TEXT PASSAGE =
In the middle of the mission is rookie cop Rama (Iko Uwais). Him and his unsuspecting team is held stunned when thugs suddenly go after their heads, leaving more than half of the team wiped out from first open fire. The remainder of the team, including Rama, tries to ascend from the hellacious floors of the apartment block and accomplish the mission once and for all.

Welsh-director Gareth Evans expertly stages the action sequences, choreographed to perfection. There's clarity in the fight scenes uncommon to many recent that tightly relies on shaky-cam. Tons of panning and tilting are delightful in the eyes, keeping the energetic and violent never waning. Evans's execution is focal to action enough, perhaps too much, as action is no wonders the main concern here, and to tell, it's magnificent. Kind of a rare find, The Raid: Redemption, while arguably violent and most certainly inventive, lacks the beneath-your-skin kind of suspense. Bone-crunching and fidgeting kill scenes however are fair enough for compensation.

GOAL = Continue the review of The Raid: Redemption, picking up after its last sentence.

Source data
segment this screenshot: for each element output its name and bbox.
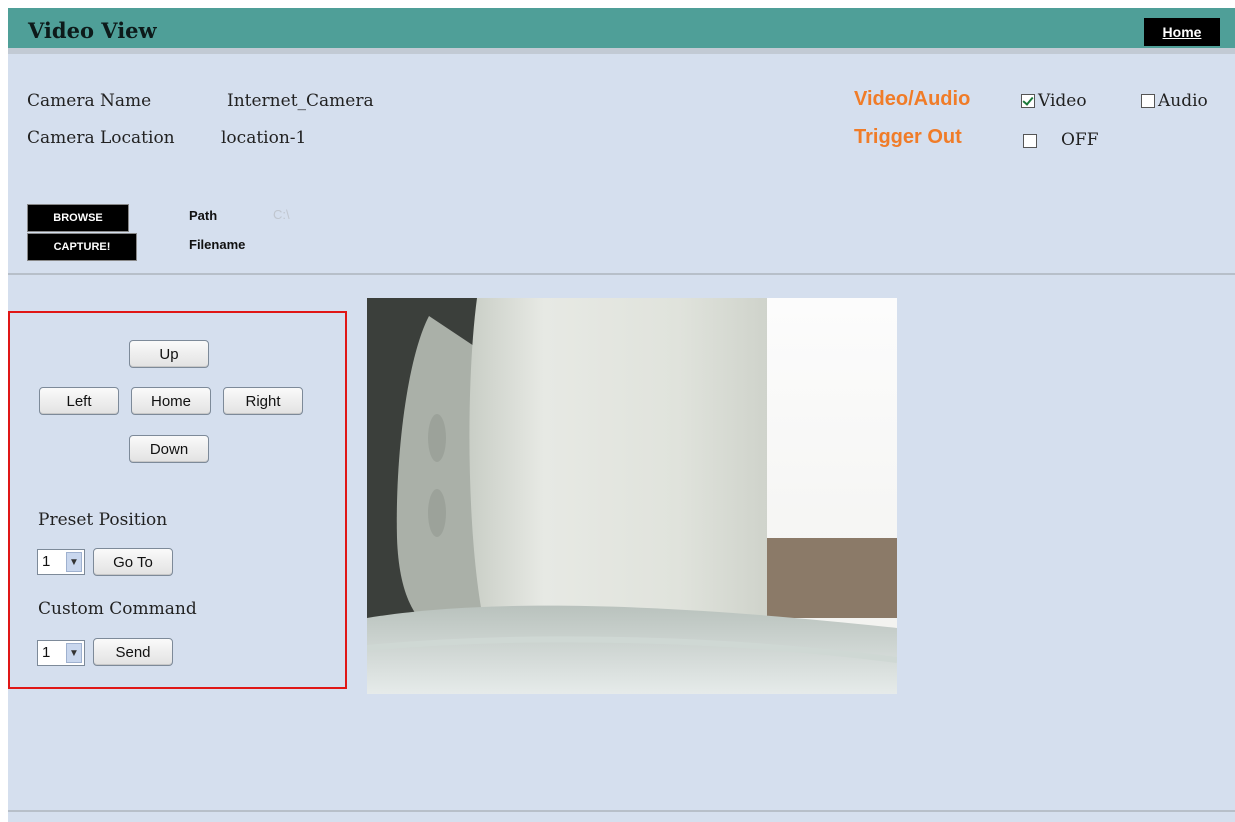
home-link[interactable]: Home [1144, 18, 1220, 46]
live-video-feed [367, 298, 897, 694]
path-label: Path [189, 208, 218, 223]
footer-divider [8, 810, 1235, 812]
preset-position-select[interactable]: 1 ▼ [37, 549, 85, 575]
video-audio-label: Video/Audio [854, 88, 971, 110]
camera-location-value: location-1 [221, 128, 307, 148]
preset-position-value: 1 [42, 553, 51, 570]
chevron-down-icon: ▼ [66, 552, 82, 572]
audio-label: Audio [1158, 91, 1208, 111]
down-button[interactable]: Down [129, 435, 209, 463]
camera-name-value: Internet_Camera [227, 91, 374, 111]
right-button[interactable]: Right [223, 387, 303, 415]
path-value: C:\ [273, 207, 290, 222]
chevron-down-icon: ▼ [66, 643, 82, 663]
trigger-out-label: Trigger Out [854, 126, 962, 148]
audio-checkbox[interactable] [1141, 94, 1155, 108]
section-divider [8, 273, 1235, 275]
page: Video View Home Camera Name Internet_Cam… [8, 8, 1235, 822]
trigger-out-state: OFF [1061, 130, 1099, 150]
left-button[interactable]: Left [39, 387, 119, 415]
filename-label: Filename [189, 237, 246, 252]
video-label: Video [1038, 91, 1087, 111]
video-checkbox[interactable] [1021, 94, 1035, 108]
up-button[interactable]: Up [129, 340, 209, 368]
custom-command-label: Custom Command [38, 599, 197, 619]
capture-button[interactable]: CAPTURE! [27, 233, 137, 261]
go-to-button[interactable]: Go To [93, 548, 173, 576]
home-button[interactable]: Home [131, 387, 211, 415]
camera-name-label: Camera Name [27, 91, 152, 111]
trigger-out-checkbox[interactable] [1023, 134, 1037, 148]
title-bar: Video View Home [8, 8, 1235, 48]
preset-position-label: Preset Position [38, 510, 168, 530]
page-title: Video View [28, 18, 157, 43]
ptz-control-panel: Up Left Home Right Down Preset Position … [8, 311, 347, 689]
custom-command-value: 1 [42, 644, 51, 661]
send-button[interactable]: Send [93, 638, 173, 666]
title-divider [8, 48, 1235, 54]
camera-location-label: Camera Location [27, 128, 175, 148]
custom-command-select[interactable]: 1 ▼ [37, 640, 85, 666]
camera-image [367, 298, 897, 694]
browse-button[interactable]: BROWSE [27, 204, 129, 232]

* * *

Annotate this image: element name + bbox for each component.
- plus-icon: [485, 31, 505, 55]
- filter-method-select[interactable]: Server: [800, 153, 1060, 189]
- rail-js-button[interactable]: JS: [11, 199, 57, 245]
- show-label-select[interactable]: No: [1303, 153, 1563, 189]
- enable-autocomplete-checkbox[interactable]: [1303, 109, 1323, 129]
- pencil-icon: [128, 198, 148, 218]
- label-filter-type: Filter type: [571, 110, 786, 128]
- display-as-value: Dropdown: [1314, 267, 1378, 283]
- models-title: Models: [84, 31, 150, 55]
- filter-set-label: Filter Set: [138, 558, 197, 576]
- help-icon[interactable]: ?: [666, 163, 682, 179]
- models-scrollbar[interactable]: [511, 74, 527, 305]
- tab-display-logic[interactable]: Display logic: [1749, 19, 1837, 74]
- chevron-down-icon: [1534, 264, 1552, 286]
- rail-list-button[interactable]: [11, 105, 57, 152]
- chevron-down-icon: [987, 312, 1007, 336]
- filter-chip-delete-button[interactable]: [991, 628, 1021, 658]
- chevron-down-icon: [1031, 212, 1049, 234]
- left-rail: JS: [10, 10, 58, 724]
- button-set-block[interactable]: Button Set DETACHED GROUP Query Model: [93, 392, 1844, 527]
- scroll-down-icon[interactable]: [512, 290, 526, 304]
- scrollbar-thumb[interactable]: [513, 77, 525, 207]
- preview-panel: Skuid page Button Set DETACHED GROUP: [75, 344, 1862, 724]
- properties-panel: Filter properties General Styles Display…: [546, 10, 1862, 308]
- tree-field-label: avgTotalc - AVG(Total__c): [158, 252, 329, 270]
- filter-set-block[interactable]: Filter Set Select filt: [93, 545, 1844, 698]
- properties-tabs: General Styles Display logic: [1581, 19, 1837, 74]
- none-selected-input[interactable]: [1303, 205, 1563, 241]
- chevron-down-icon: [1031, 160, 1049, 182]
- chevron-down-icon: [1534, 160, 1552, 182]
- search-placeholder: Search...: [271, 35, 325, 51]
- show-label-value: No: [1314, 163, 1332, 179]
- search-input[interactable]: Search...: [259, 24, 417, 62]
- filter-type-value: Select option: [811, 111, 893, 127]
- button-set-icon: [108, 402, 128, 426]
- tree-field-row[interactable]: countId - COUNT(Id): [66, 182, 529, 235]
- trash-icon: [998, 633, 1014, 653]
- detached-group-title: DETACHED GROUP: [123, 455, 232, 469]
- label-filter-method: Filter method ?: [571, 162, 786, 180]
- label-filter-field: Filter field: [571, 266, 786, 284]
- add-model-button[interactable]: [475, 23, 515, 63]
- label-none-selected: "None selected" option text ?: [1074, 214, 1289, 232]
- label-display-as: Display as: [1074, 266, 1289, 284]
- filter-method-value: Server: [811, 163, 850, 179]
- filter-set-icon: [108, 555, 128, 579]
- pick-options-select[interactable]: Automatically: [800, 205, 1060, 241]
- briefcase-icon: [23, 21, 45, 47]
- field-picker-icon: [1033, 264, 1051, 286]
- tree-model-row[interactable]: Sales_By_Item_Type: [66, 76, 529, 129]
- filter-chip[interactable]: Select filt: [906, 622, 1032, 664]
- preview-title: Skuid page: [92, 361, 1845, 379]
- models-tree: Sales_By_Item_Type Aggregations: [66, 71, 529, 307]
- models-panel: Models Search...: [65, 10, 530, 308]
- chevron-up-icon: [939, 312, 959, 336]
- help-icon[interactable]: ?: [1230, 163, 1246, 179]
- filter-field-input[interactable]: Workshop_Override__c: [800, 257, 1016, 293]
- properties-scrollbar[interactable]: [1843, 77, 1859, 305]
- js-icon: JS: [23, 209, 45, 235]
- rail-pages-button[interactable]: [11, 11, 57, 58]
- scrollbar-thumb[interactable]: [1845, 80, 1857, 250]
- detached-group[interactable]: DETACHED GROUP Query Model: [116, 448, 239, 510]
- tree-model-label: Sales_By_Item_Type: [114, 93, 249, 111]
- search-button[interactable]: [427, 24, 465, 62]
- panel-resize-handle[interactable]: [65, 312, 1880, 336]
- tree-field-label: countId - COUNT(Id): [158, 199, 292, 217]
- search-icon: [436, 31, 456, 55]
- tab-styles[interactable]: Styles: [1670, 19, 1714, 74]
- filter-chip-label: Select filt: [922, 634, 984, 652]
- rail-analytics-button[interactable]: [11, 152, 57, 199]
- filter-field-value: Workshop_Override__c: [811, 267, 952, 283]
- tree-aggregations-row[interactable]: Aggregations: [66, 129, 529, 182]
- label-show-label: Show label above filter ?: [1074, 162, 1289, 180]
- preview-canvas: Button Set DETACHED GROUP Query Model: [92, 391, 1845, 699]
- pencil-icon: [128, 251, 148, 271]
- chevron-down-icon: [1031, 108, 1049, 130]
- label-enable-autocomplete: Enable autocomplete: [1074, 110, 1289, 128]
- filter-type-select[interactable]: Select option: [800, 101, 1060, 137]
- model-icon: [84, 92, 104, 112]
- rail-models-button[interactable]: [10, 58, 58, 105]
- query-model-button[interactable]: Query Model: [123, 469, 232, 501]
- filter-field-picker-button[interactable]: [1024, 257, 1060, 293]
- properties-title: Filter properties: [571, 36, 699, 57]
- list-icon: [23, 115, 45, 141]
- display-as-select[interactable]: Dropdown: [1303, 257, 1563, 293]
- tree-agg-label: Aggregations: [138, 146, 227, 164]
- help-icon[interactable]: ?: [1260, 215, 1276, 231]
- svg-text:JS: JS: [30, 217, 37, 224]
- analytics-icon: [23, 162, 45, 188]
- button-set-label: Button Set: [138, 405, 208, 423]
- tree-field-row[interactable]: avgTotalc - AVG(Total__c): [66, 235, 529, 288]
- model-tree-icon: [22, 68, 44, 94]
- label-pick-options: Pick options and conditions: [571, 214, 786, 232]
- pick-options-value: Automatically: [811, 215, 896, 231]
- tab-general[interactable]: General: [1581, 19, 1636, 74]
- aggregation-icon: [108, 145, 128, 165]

THE REPLY =
Uwais's relatively charismatic soul defies his grayish, if not solidly black-and-white character, whose real ordeal tangles with his own visceral fears. Unbeknownst to his co-policemen, his brother was one of the leader thug's left-hand man. Uwais and Andi (Rama's brother played by Donny Alamsyah) and Mad Dog's (Yayan Ruhian) final confrontation is a frenzy of action pulp. Ruhian is an epitomic personification of an animated physique, but soulless, with no real intentions than causing havoc in the most brutal way imaginable.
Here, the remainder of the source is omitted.